MATERIAL PROVIDED:
☆ ☆ ☆ ☆ ☆ ☆ ☆
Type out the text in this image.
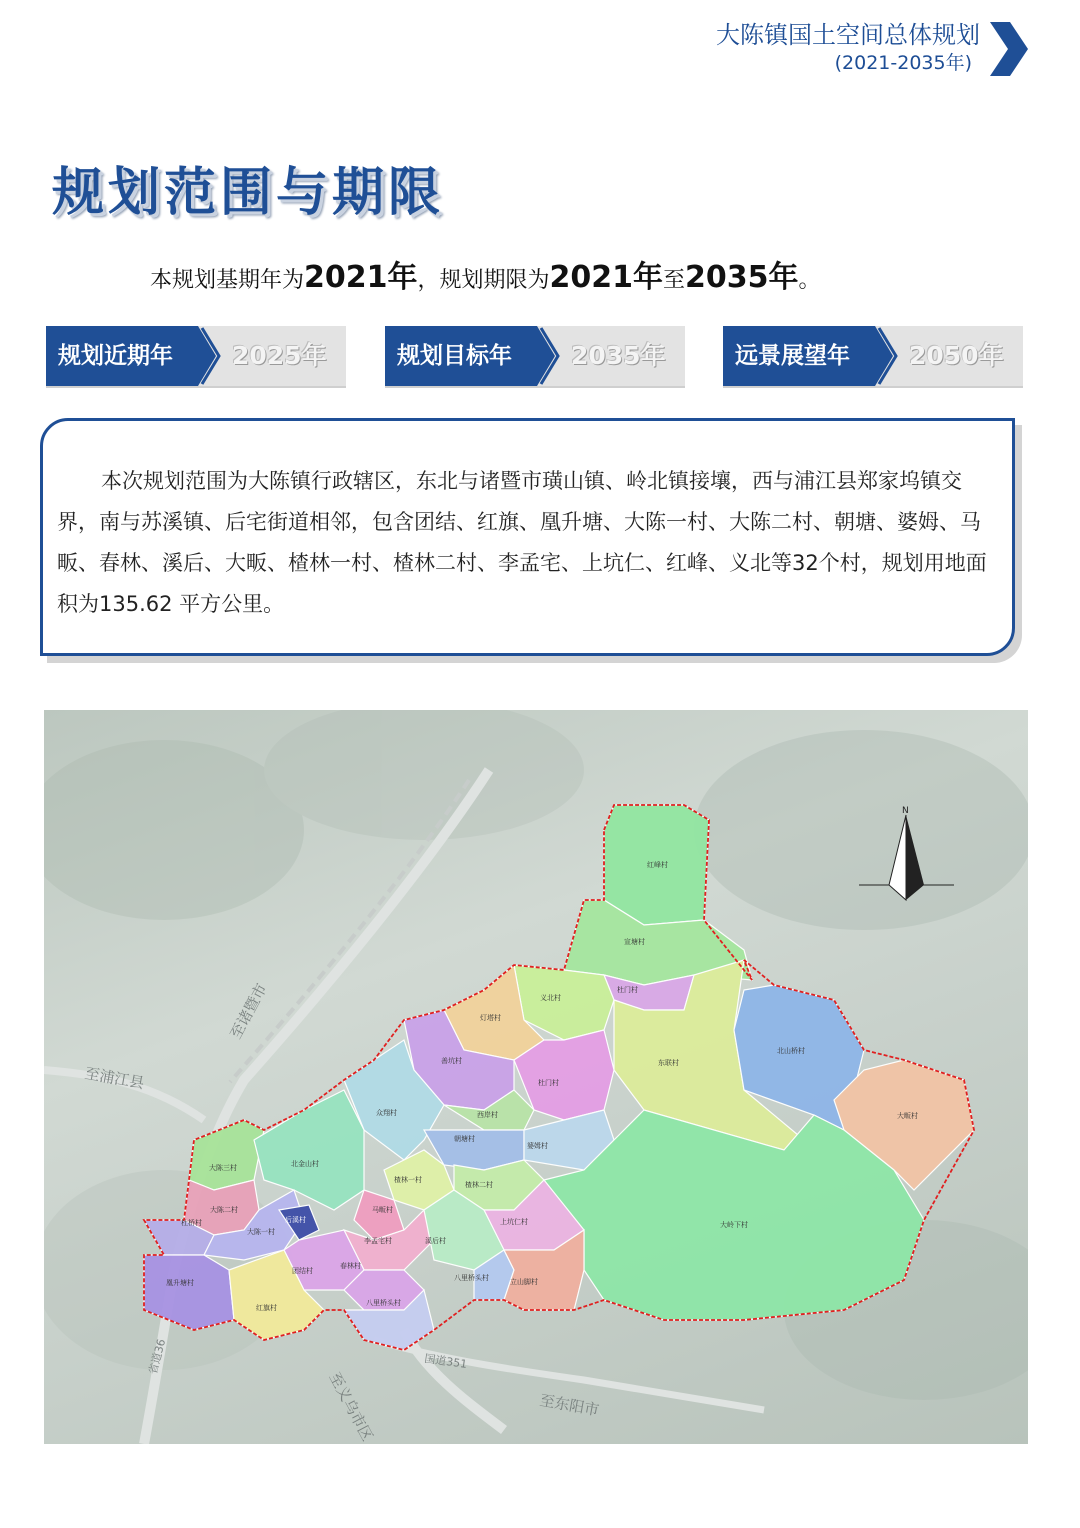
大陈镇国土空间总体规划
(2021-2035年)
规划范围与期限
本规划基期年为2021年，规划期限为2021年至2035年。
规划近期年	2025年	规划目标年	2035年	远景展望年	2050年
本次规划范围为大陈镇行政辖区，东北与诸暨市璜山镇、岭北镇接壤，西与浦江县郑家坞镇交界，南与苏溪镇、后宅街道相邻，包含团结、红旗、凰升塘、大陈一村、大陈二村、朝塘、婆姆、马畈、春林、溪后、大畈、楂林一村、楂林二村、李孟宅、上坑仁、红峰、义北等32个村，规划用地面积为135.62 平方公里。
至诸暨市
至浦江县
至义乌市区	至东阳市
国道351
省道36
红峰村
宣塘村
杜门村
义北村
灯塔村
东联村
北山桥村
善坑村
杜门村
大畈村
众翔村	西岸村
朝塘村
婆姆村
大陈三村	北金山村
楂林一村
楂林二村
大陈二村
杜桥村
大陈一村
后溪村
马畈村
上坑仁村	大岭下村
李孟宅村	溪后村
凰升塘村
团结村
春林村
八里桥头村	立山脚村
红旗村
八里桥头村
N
☆ ☆ ☆ ☆ ☆ ☆ ☆
DIRECTIONS: Tell how many lines of the records above hold the string "楂林一村". Give no other text.

THE COMPLETED TASK: 2